Exercise goal:
Can you retype every record below exactly as written?

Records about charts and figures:
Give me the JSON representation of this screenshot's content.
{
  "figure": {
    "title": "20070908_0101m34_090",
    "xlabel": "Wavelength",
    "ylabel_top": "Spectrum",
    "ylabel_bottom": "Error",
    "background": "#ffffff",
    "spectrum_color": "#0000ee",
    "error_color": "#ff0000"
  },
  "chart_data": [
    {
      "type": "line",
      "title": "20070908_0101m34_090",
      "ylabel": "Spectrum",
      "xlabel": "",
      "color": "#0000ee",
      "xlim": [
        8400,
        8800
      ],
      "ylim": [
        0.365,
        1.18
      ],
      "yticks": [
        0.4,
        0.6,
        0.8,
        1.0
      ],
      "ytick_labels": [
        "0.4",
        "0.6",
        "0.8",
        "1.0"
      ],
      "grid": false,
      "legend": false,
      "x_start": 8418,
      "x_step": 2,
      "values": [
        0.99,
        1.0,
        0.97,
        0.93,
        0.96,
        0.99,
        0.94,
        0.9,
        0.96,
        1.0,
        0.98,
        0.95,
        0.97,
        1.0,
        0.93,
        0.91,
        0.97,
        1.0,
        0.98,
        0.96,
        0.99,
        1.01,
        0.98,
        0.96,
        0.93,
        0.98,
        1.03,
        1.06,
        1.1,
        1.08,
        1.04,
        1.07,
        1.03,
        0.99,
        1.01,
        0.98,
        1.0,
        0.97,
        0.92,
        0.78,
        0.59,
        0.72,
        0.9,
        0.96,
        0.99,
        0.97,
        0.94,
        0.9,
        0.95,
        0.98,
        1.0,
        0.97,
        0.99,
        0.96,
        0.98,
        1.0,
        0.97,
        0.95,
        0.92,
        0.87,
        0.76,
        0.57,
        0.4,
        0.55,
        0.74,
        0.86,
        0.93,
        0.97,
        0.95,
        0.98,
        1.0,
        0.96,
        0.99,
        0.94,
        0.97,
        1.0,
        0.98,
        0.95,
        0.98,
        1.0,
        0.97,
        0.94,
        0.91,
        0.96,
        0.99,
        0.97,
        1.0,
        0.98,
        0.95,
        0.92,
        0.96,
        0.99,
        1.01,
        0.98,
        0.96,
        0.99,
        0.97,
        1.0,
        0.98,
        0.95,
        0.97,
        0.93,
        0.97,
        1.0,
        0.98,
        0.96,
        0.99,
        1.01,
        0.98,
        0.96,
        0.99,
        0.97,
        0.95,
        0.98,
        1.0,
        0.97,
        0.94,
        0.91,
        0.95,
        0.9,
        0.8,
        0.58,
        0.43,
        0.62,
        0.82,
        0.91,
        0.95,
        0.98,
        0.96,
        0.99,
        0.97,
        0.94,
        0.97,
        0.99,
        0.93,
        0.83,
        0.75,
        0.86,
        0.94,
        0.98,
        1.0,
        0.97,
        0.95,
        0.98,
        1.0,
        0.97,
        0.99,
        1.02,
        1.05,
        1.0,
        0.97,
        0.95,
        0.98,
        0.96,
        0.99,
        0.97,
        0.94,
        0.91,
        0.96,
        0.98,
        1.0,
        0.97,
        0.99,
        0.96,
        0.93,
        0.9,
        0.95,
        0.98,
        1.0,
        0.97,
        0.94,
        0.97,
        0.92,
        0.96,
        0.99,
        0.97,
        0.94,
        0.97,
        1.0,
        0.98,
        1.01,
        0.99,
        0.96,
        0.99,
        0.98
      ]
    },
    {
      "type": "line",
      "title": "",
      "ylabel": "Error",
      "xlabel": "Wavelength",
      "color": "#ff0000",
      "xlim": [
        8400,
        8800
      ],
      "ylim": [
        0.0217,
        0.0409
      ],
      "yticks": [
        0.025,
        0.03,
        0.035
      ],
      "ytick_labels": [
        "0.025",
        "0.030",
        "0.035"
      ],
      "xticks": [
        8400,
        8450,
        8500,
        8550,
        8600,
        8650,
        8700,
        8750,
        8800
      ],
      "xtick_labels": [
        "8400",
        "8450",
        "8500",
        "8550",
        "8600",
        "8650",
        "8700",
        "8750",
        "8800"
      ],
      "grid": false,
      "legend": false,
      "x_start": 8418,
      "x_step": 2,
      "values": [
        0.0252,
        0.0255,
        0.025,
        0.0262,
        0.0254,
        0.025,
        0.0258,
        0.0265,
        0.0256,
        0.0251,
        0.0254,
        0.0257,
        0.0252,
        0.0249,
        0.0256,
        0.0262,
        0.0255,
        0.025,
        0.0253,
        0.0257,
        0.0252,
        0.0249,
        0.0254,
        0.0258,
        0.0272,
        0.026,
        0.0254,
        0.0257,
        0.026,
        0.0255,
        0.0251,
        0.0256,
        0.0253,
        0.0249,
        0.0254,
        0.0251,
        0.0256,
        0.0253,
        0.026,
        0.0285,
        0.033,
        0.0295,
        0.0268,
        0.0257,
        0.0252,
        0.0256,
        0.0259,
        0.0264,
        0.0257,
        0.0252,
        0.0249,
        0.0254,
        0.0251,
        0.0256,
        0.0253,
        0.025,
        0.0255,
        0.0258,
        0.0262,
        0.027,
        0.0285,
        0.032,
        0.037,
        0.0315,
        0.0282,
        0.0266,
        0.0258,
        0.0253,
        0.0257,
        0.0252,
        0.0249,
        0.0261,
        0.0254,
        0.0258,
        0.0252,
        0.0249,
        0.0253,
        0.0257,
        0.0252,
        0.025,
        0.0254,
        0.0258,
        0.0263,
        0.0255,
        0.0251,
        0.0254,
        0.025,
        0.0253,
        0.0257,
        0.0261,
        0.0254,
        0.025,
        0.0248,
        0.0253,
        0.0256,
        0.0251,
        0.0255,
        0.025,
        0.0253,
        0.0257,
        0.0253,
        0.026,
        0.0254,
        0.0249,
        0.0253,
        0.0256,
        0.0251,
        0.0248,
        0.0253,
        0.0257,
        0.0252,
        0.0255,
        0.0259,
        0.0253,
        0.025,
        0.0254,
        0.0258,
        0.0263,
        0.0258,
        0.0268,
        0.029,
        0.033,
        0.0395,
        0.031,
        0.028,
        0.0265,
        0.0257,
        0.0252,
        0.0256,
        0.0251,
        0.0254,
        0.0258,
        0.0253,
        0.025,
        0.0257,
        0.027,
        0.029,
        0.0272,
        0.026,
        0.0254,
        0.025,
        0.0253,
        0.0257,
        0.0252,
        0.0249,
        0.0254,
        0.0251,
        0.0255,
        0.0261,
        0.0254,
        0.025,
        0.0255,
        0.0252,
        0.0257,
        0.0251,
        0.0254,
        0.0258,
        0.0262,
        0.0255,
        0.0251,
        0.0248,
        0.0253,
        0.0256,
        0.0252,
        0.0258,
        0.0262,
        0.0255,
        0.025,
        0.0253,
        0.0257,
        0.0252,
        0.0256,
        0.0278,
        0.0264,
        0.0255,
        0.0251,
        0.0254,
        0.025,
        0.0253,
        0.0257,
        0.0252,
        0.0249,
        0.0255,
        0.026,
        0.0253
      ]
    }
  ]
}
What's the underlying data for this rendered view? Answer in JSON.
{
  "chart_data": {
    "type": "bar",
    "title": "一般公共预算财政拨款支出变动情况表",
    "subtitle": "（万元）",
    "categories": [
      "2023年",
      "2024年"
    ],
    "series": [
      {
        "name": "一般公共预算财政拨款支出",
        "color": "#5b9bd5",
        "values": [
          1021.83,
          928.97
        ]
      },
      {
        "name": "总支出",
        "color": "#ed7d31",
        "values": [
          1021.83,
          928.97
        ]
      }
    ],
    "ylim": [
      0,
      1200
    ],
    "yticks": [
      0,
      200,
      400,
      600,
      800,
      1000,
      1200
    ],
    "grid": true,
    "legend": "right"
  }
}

Response:
Give me the JSON representation of this screenshot's content.
{
  "figure": {
    "title": "20070908_0101m34_090",
    "xlabel": "Wavelength",
    "ylabel_top": "Spectrum",
    "ylabel_bottom": "Error",
    "background": "#ffffff",
    "spectrum_color": "#0000ee",
    "error_color": "#ff0000"
  },
  "chart_data": [
    {
      "type": "line",
      "title": "20070908_0101m34_090",
      "ylabel": "Spectrum",
      "xlabel": "",
      "color": "#0000ee",
      "xlim": [
        8400,
        8800
      ],
      "ylim": [
        0.365,
        1.18
      ],
      "yticks": [
        0.4,
        0.6,
        0.8,
        1.0
      ],
      "ytick_labels": [
        "0.4",
        "0.6",
        "0.8",
        "1.0"
      ],
      "grid": false,
      "legend": false,
      "x_start": 8418,
      "x_step": 2,
      "values": [
        0.99,
        1.0,
        0.97,
        0.93,
        0.96,
        0.99,
        0.94,
        0.9,
        0.96,
        1.0,
        0.98,
        0.95,
        0.97,
        1.0,
        0.93,
        0.91,
        0.97,
        1.0,
        0.98,
        0.96,
        0.99,
        1.01,
        0.98,
        0.96,
        0.93,
        0.98,
        1.03,
        1.06,
        1.1,
        1.08,
        1.04,
        1.07,
        1.03,
        0.99,
        1.01,
        0.98,
        1.0,
        0.97,
        0.92,
        0.78,
        0.59,
        0.72,
        0.9,
        0.96,
        0.99,
        0.97,
        0.94,
        0.9,
        0.95,
        0.98,
        1.0,
        0.97,
        0.99,
        0.96,
        0.98,
        1.0,
        0.97,
        0.95,
        0.92,
        0.87,
        0.76,
        0.57,
        0.4,
        0.55,
        0.74,
        0.86,
        0.93,
        0.97,
        0.95,
        0.98,
        1.0,
        0.96,
        0.99,
        0.94,
        0.97,
        1.0,
        0.98,
        0.95,
        0.98,
        1.0,
        0.97,
        0.94,
        0.91,
        0.96,
        0.99,
        0.97,
        1.0,
        0.98,
        0.95,
        0.92,
        0.96,
        0.99,
        1.01,
        0.98,
        0.96,
        0.99,
        0.97,
        1.0,
        0.98,
        0.95,
        0.97,
        0.93,
        0.97,
        1.0,
        0.98,
        0.96,
        0.99,
        1.01,
        0.98,
        0.96,
        0.99,
        0.97,
        0.95,
        0.98,
        1.0,
        0.97,
        0.94,
        0.91,
        0.95,
        0.9,
        0.8,
        0.58,
        0.43,
        0.62,
        0.82,
        0.91,
        0.95,
        0.98,
        0.96,
        0.99,
        0.97,
        0.94,
        0.97,
        0.99,
        0.93,
        0.83,
        0.75,
        0.86,
        0.94,
        0.98,
        1.0,
        0.97,
        0.95,
        0.98,
        1.0,
        0.97,
        0.99,
        1.02,
        1.05,
        1.0,
        0.97,
        0.95,
        0.98,
        0.96,
        0.99,
        0.97,
        0.94,
        0.91,
        0.96,
        0.98,
        1.0,
        0.97,
        0.99,
        0.96,
        0.93,
        0.9,
        0.95,
        0.98,
        1.0,
        0.97,
        0.94,
        0.97,
        0.92,
        0.96,
        0.99,
        0.97,
        0.94,
        0.97,
        1.0,
        0.98,
        1.01,
        0.99,
        0.96,
        0.99,
        0.98
      ]
    },
    {
      "type": "line",
      "title": "",
      "ylabel": "Error",
      "xlabel": "Wavelength",
      "color": "#ff0000",
      "xlim": [
        8400,
        8800
      ],
      "ylim": [
        0.0217,
        0.0409
      ],
      "yticks": [
        0.025,
        0.03,
        0.035
      ],
      "ytick_labels": [
        "0.025",
        "0.030",
        "0.035"
      ],
      "xticks": [
        8400,
        8450,
        8500,
        8550,
        8600,
        8650,
        8700,
        8750,
        8800
      ],
      "xtick_labels": [
        "8400",
        "8450",
        "8500",
        "8550",
        "8600",
        "8650",
        "8700",
        "8750",
        "8800"
      ],
      "grid": false,
      "legend": false,
      "x_start": 8418,
      "x_step": 2,
      "values": [
        0.0252,
        0.0255,
        0.025,
        0.0262,
        0.0254,
        0.025,
        0.0258,
        0.0265,
        0.0256,
        0.0251,
        0.0254,
        0.0257,
        0.0252,
        0.0249,
        0.0256,
        0.0262,
        0.0255,
        0.025,
        0.0253,
        0.0257,
        0.0252,
        0.0249,
        0.0254,
        0.0258,
        0.0272,
        0.026,
        0.0254,
        0.0257,
        0.026,
        0.0255,
        0.0251,
        0.0256,
        0.0253,
        0.0249,
        0.0254,
        0.0251,
        0.0256,
        0.0253,
        0.026,
        0.0285,
        0.033,
        0.0295,
        0.0268,
        0.0257,
        0.0252,
        0.0256,
        0.0259,
        0.0264,
        0.0257,
        0.0252,
        0.0249,
        0.0254,
        0.0251,
        0.0256,
        0.0253,
        0.025,
        0.0255,
        0.0258,
        0.0262,
        0.027,
        0.0285,
        0.032,
        0.037,
        0.0315,
        0.0282,
        0.0266,
        0.0258,
        0.0253,
        0.0257,
        0.0252,
        0.0249,
        0.0261,
        0.0254,
        0.0258,
        0.0252,
        0.0249,
        0.0253,
        0.0257,
        0.0252,
        0.025,
        0.0254,
        0.0258,
        0.0263,
        0.0255,
        0.0251,
        0.0254,
        0.025,
        0.0253,
        0.0257,
        0.0261,
        0.0254,
        0.025,
        0.0248,
        0.0253,
        0.0256,
        0.0251,
        0.0255,
        0.025,
        0.0253,
        0.0257,
        0.0253,
        0.026,
        0.0254,
        0.0249,
        0.0253,
        0.0256,
        0.0251,
        0.0248,
        0.0253,
        0.0257,
        0.0252,
        0.0255,
        0.0259,
        0.0253,
        0.025,
        0.0254,
        0.0258,
        0.0263,
        0.0258,
        0.0268,
        0.029,
        0.033,
        0.0395,
        0.031,
        0.028,
        0.0265,
        0.0257,
        0.0252,
        0.0256,
        0.0251,
        0.0254,
        0.0258,
        0.0253,
        0.025,
        0.0257,
        0.027,
        0.029,
        0.0272,
        0.026,
        0.0254,
        0.025,
        0.0253,
        0.0257,
        0.0252,
        0.0249,
        0.0254,
        0.0251,
        0.0255,
        0.0261,
        0.0254,
        0.025,
        0.0255,
        0.0252,
        0.0257,
        0.0251,
        0.0254,
        0.0258,
        0.0262,
        0.0255,
        0.0251,
        0.0248,
        0.0253,
        0.0256,
        0.0252,
        0.0258,
        0.0262,
        0.0255,
        0.025,
        0.0253,
        0.0257,
        0.0252,
        0.0256,
        0.0278,
        0.0264,
        0.0255,
        0.0251,
        0.0254,
        0.025,
        0.0253,
        0.0257,
        0.0252,
        0.0249,
        0.0255,
        0.026,
        0.0253
      ]
    }
  ]
}
What's the underlying data for this rendered view? Answer in JSON.
{
  "chart_data": {
    "type": "bar",
    "title": "一般公共预算财政拨款支出变动情况表",
    "subtitle": "（万元）",
    "categories": [
      "2023年",
      "2024年"
    ],
    "series": [
      {
        "name": "一般公共预算财政拨款支出",
        "color": "#5b9bd5",
        "values": [
          1021.83,
          928.97
        ]
      },
      {
        "name": "总支出",
        "color": "#ed7d31",
        "values": [
          1021.83,
          928.97
        ]
      }
    ],
    "ylim": [
      0,
      1200
    ],
    "yticks": [
      0,
      200,
      400,
      600,
      800,
      1000,
      1200
    ],
    "grid": true,
    "legend": "right"
  }
}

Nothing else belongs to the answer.